### SHORT EXERCISE
Pictures stay out of the copy; restate everything else in the material exactly.

### Raw records
------------
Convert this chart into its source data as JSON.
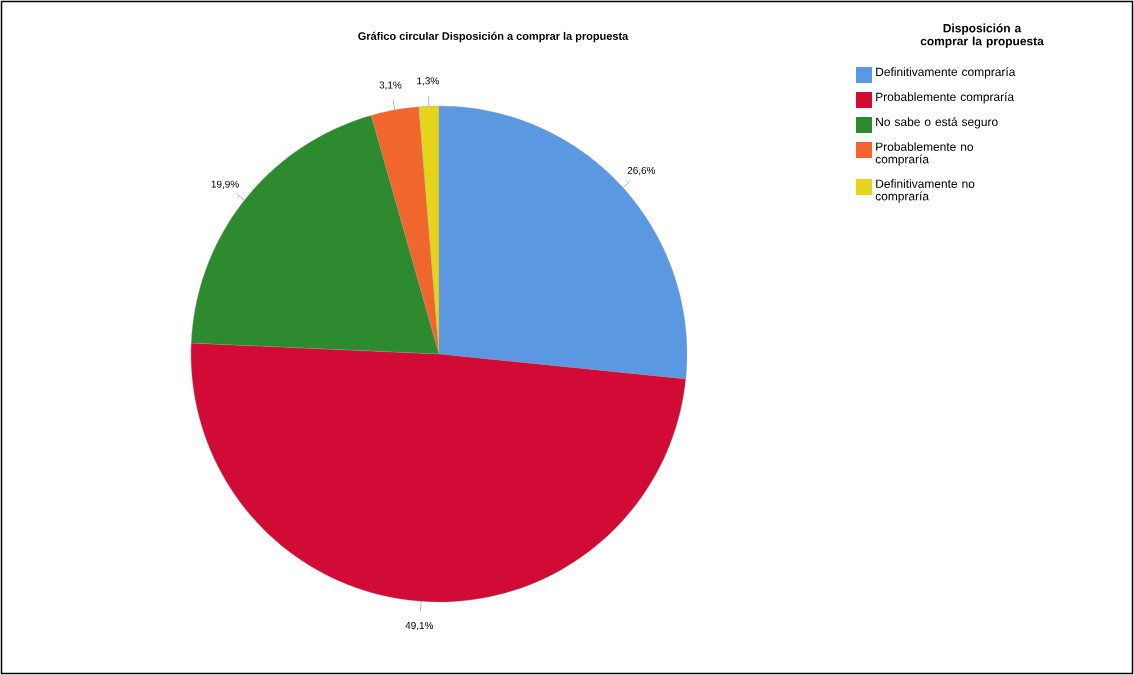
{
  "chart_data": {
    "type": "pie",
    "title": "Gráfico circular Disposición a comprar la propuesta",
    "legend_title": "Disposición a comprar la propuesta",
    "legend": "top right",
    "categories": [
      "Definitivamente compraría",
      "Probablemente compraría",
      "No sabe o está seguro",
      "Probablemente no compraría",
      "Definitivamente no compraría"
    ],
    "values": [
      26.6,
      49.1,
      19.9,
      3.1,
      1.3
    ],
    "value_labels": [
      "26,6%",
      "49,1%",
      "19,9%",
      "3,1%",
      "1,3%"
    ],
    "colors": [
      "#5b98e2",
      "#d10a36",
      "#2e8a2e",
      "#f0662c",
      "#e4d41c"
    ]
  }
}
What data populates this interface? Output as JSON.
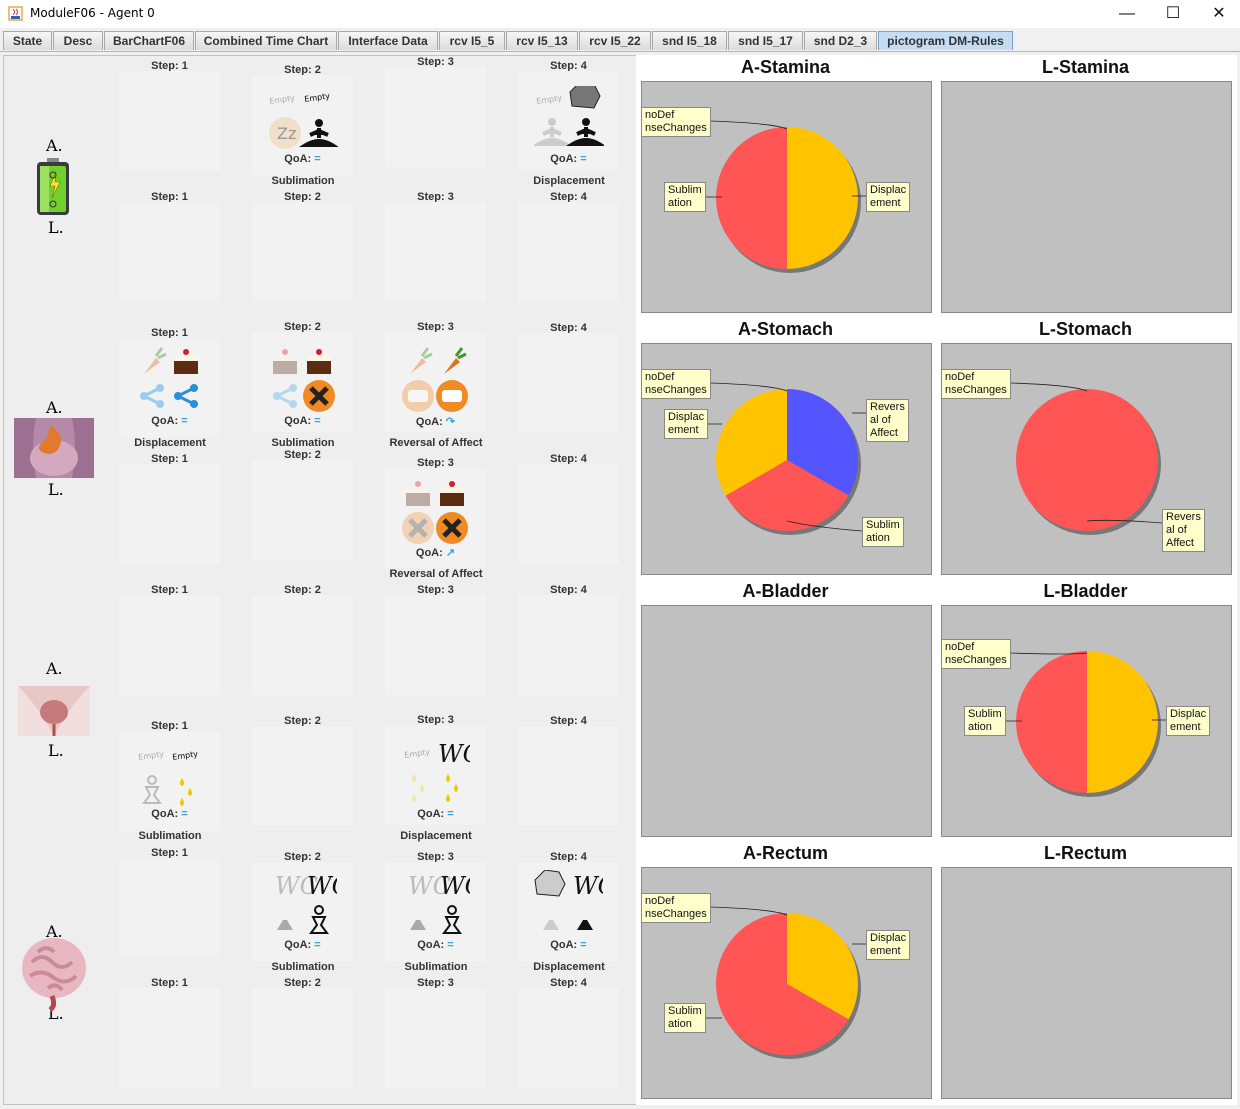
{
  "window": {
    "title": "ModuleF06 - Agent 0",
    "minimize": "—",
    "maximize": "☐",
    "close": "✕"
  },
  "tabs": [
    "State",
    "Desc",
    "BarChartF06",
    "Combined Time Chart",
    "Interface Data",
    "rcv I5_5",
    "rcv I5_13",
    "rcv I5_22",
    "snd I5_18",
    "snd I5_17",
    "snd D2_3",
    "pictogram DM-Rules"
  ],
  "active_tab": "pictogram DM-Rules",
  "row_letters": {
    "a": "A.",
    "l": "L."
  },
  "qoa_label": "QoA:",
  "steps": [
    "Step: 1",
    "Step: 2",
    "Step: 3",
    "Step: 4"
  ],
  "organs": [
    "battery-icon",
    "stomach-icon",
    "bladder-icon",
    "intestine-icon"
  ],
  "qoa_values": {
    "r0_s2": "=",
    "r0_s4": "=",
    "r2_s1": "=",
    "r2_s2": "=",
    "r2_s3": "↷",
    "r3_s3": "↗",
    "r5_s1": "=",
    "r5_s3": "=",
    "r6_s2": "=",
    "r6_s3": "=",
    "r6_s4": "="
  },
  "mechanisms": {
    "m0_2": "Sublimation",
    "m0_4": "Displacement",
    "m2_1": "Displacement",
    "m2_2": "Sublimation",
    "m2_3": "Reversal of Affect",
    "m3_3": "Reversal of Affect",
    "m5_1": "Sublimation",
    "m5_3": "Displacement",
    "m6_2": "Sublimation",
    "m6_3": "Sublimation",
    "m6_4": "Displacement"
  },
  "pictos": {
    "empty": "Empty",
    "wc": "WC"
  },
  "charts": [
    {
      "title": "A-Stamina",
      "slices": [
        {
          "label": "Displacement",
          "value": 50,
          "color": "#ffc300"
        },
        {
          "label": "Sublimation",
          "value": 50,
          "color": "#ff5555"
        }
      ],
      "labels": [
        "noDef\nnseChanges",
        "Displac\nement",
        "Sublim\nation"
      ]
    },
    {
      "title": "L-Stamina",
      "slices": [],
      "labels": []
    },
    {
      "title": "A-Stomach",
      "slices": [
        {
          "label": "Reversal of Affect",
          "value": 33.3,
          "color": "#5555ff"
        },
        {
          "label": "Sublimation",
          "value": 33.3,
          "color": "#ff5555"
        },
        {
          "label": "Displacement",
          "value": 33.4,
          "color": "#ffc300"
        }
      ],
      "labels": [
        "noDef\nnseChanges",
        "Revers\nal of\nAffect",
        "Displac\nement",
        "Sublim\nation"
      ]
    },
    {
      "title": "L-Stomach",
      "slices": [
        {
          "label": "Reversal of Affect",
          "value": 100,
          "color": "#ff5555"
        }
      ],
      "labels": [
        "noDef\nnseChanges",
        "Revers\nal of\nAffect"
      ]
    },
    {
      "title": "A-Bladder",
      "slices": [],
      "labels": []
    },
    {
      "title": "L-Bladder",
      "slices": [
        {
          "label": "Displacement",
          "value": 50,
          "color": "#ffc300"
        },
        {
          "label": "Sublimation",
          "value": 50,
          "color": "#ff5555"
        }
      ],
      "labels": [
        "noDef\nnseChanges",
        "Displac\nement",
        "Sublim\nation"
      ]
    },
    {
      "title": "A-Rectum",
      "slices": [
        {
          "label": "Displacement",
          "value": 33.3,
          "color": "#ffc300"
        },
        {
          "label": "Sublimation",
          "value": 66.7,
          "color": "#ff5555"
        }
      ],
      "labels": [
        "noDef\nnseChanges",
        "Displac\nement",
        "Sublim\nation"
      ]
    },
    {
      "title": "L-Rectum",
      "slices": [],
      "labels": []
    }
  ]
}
------------
### EXERCISE OUTPUT
Convert this chart into its source data as JSON.
{
  "chart_data": {
    "type": "pie",
    "title": "Gráfico circular Disposición a comprar la propuesta",
    "legend_title": "Disposición a comprar la propuesta",
    "legend": "top right",
    "categories": [
      "Definitivamente compraría",
      "Probablemente compraría",
      "No sabe o está seguro",
      "Probablemente no compraría",
      "Definitivamente no compraría"
    ],
    "values": [
      26.6,
      49.1,
      19.9,
      3.1,
      1.3
    ],
    "value_labels": [
      "26,6%",
      "49,1%",
      "19,9%",
      "3,1%",
      "1,3%"
    ],
    "colors": [
      "#5b98e2",
      "#d10a36",
      "#2e8a2e",
      "#f0662c",
      "#e4d41c"
    ]
  }
}
What data populates this interface? Output as JSON.
{
  "window": {
    "title": "ModuleF06 - Agent 0",
    "minimize": "—",
    "maximize": "☐",
    "close": "✕"
  },
  "tabs": [
    "State",
    "Desc",
    "BarChartF06",
    "Combined Time Chart",
    "Interface Data",
    "rcv I5_5",
    "rcv I5_13",
    "rcv I5_22",
    "snd I5_18",
    "snd I5_17",
    "snd D2_3",
    "pictogram DM-Rules"
  ],
  "active_tab": "pictogram DM-Rules",
  "row_letters": {
    "a": "A.",
    "l": "L."
  },
  "qoa_label": "QoA:",
  "steps": [
    "Step: 1",
    "Step: 2",
    "Step: 3",
    "Step: 4"
  ],
  "organs": [
    "battery-icon",
    "stomach-icon",
    "bladder-icon",
    "intestine-icon"
  ],
  "qoa_values": {
    "r0_s2": "=",
    "r0_s4": "=",
    "r2_s1": "=",
    "r2_s2": "=",
    "r2_s3": "↷",
    "r3_s3": "↗",
    "r5_s1": "=",
    "r5_s3": "=",
    "r6_s2": "=",
    "r6_s3": "=",
    "r6_s4": "="
  },
  "mechanisms": {
    "m0_2": "Sublimation",
    "m0_4": "Displacement",
    "m2_1": "Displacement",
    "m2_2": "Sublimation",
    "m2_3": "Reversal of Affect",
    "m3_3": "Reversal of Affect",
    "m5_1": "Sublimation",
    "m5_3": "Displacement",
    "m6_2": "Sublimation",
    "m6_3": "Sublimation",
    "m6_4": "Displacement"
  },
  "pictos": {
    "empty": "Empty",
    "wc": "WC"
  },
  "charts": [
    {
      "title": "A-Stamina",
      "slices": [
        {
          "label": "Displacement",
          "value": 50,
          "color": "#ffc300"
        },
        {
          "label": "Sublimation",
          "value": 50,
          "color": "#ff5555"
        }
      ],
      "labels": [
        "noDef\nnseChanges",
        "Displac\nement",
        "Sublim\nation"
      ]
    },
    {
      "title": "L-Stamina",
      "slices": [],
      "labels": []
    },
    {
      "title": "A-Stomach",
      "slices": [
        {
          "label": "Reversal of Affect",
          "value": 33.3,
          "color": "#5555ff"
        },
        {
          "label": "Sublimation",
          "value": 33.3,
          "color": "#ff5555"
        },
        {
          "label": "Displacement",
          "value": 33.4,
          "color": "#ffc300"
        }
      ],
      "labels": [
        "noDef\nnseChanges",
        "Revers\nal of\nAffect",
        "Displac\nement",
        "Sublim\nation"
      ]
    },
    {
      "title": "L-Stomach",
      "slices": [
        {
          "label": "Reversal of Affect",
          "value": 100,
          "color": "#ff5555"
        }
      ],
      "labels": [
        "noDef\nnseChanges",
        "Revers\nal of\nAffect"
      ]
    },
    {
      "title": "A-Bladder",
      "slices": [],
      "labels": []
    },
    {
      "title": "L-Bladder",
      "slices": [
        {
          "label": "Displacement",
          "value": 50,
          "color": "#ffc300"
        },
        {
          "label": "Sublimation",
          "value": 50,
          "color": "#ff5555"
        }
      ],
      "labels": [
        "noDef\nnseChanges",
        "Displac\nement",
        "Sublim\nation"
      ]
    },
    {
      "title": "A-Rectum",
      "slices": [
        {
          "label": "Displacement",
          "value": 33.3,
          "color": "#ffc300"
        },
        {
          "label": "Sublimation",
          "value": 66.7,
          "color": "#ff5555"
        }
      ],
      "labels": [
        "noDef\nnseChanges",
        "Displac\nement",
        "Sublim\nation"
      ]
    },
    {
      "title": "L-Rectum",
      "slices": [],
      "labels": []
    }
  ]
}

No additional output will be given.